-- Start of Data provided --

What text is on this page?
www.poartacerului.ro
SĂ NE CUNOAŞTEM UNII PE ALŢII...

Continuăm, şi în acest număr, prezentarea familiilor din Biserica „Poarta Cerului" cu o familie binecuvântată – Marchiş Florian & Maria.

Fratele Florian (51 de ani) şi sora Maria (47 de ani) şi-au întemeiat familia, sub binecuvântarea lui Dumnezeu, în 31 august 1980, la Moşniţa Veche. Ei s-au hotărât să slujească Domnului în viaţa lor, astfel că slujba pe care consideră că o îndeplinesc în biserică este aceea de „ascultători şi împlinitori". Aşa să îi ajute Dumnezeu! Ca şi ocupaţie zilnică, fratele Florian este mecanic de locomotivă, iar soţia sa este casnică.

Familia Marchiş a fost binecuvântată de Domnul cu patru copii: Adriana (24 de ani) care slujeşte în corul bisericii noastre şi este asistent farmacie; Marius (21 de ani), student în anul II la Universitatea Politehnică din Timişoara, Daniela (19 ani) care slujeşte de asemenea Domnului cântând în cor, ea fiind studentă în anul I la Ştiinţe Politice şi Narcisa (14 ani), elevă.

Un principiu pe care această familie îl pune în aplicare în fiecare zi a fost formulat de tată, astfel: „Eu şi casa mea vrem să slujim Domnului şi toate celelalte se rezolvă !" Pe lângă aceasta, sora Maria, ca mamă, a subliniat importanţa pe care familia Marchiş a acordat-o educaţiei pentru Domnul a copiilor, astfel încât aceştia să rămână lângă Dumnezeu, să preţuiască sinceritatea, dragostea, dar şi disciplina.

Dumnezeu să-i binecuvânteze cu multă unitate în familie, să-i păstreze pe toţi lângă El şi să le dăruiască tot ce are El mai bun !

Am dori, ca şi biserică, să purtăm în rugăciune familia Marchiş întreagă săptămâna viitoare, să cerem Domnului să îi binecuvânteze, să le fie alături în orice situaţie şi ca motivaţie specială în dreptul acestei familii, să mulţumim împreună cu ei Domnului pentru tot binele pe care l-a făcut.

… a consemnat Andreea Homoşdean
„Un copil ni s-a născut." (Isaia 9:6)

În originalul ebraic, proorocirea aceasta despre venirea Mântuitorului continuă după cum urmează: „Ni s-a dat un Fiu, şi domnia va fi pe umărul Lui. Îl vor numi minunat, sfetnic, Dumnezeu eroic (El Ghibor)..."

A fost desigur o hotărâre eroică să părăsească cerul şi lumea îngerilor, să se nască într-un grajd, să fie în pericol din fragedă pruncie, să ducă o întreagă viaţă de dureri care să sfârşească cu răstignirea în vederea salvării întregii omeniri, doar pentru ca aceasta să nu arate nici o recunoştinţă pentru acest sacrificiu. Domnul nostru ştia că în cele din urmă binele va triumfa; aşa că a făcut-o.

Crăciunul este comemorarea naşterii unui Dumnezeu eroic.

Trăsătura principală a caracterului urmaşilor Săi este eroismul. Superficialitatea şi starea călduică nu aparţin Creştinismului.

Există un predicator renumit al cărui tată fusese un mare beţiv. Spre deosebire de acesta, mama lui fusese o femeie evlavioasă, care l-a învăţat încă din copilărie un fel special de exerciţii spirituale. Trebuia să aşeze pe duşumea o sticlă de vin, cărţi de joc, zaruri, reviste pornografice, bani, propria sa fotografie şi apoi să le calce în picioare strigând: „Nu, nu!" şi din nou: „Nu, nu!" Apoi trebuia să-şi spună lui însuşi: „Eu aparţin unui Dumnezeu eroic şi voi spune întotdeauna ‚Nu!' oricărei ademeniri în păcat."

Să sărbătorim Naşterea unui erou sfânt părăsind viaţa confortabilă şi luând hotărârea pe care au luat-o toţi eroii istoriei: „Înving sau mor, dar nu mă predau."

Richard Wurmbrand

-- End of Data provided --

Task
Retype the records above exactly.

Finished exercise
What text is on this page?
www.poartacerului.ro
SĂ NE CUNOAŞTEM UNII PE ALŢII...

Continuăm, şi în acest număr, prezentarea familiilor din Biserica „Poarta Cerului" cu o familie binecuvântată – Marchiş Florian & Maria.

Fratele Florian (51 de ani) şi sora Maria (47 de ani) şi-au întemeiat familia, sub binecuvântarea lui Dumnezeu, în 31 august 1980, la Moşniţa Veche. Ei s-au hotărât să slujească Domnului în viaţa lor, astfel că slujba pe care consideră că o îndeplinesc în biserică este aceea de „ascultători şi împlinitori". Aşa să îi ajute Dumnezeu! Ca şi ocupaţie zilnică, fratele Florian este mecanic de locomotivă, iar soţia sa este casnică.

Familia Marchiş a fost binecuvântată de Domnul cu patru copii: Adriana (24 de ani) care slujeşte în corul bisericii noastre şi este asistent farmacie; Marius (21 de ani), student în anul II la Universitatea Politehnică din Timişoara, Daniela (19 ani) care slujeşte de asemenea Domnului cântând în cor, ea fiind studentă în anul I la Ştiinţe Politice şi Narcisa (14 ani), elevă.

Un principiu pe care această familie îl pune în aplicare în fiecare zi a fost formulat de tată, astfel: „Eu şi casa mea vrem să slujim Domnului şi toate celelalte se rezolvă !" Pe lângă aceasta, sora Maria, ca mamă, a subliniat importanţa pe care familia Marchiş a acordat-o educaţiei pentru Domnul a copiilor, astfel încât aceştia să rămână lângă Dumnezeu, să preţuiască sinceritatea, dragostea, dar şi disciplina.

Dumnezeu să-i binecuvânteze cu multă unitate în familie, să-i păstreze pe toţi lângă El şi să le dăruiască tot ce are El mai bun !

Am dori, ca şi biserică, să purtăm în rugăciune familia Marchiş întreagă săptămâna viitoare, să cerem Domnului să îi binecuvânteze, să le fie alături în orice situaţie şi ca motivaţie specială în dreptul acestei familii, să mulţumim împreună cu ei Domnului pentru tot binele pe care l-a făcut.

… a consemnat Andreea Homoşdean
„Un copil ni s-a născut." (Isaia 9:6)

În originalul ebraic, proorocirea aceasta despre venirea Mântuitorului continuă după cum urmează: „Ni s-a dat un Fiu, şi domnia va fi pe umărul Lui. Îl vor numi minunat, sfetnic, Dumnezeu eroic (El Ghibor)..."

A fost desigur o hotărâre eroică să părăsească cerul şi lumea îngerilor, să se nască într-un grajd, să fie în pericol din fragedă pruncie, să ducă o întreagă viaţă de dureri care să sfârşească cu răstignirea în vederea salvării întregii omeniri, doar pentru ca aceasta să nu arate nici o recunoştinţă pentru acest sacrificiu. Domnul nostru ştia că în cele din urmă binele va triumfa; aşa că a făcut-o.

Crăciunul este comemorarea naşterii unui Dumnezeu eroic.

Trăsătura principală a caracterului urmaşilor Săi este eroismul. Superficialitatea şi starea călduică nu aparţin Creştinismului.

Există un predicator renumit al cărui tată fusese un mare beţiv. Spre deosebire de acesta, mama lui fusese o femeie evlavioasă, care l-a învăţat încă din copilărie un fel special de exerciţii spirituale. Trebuia să aşeze pe duşumea o sticlă de vin, cărţi de joc, zaruri, reviste pornografice, bani, propria sa fotografie şi apoi să le calce în picioare strigând: „Nu, nu!" şi din nou: „Nu, nu!" Apoi trebuia să-şi spună lui însuşi: „Eu aparţin unui Dumnezeu eroic şi voi spune întotdeauna ‚Nu!' oricărei ademeniri în păcat."

Să sărbătorim Naşterea unui erou sfânt părăsind viaţa confortabilă şi luând hotărârea pe care au luat-o toţi eroii istoriei: „Înving sau mor, dar nu mă predau."

Richard Wurmbrand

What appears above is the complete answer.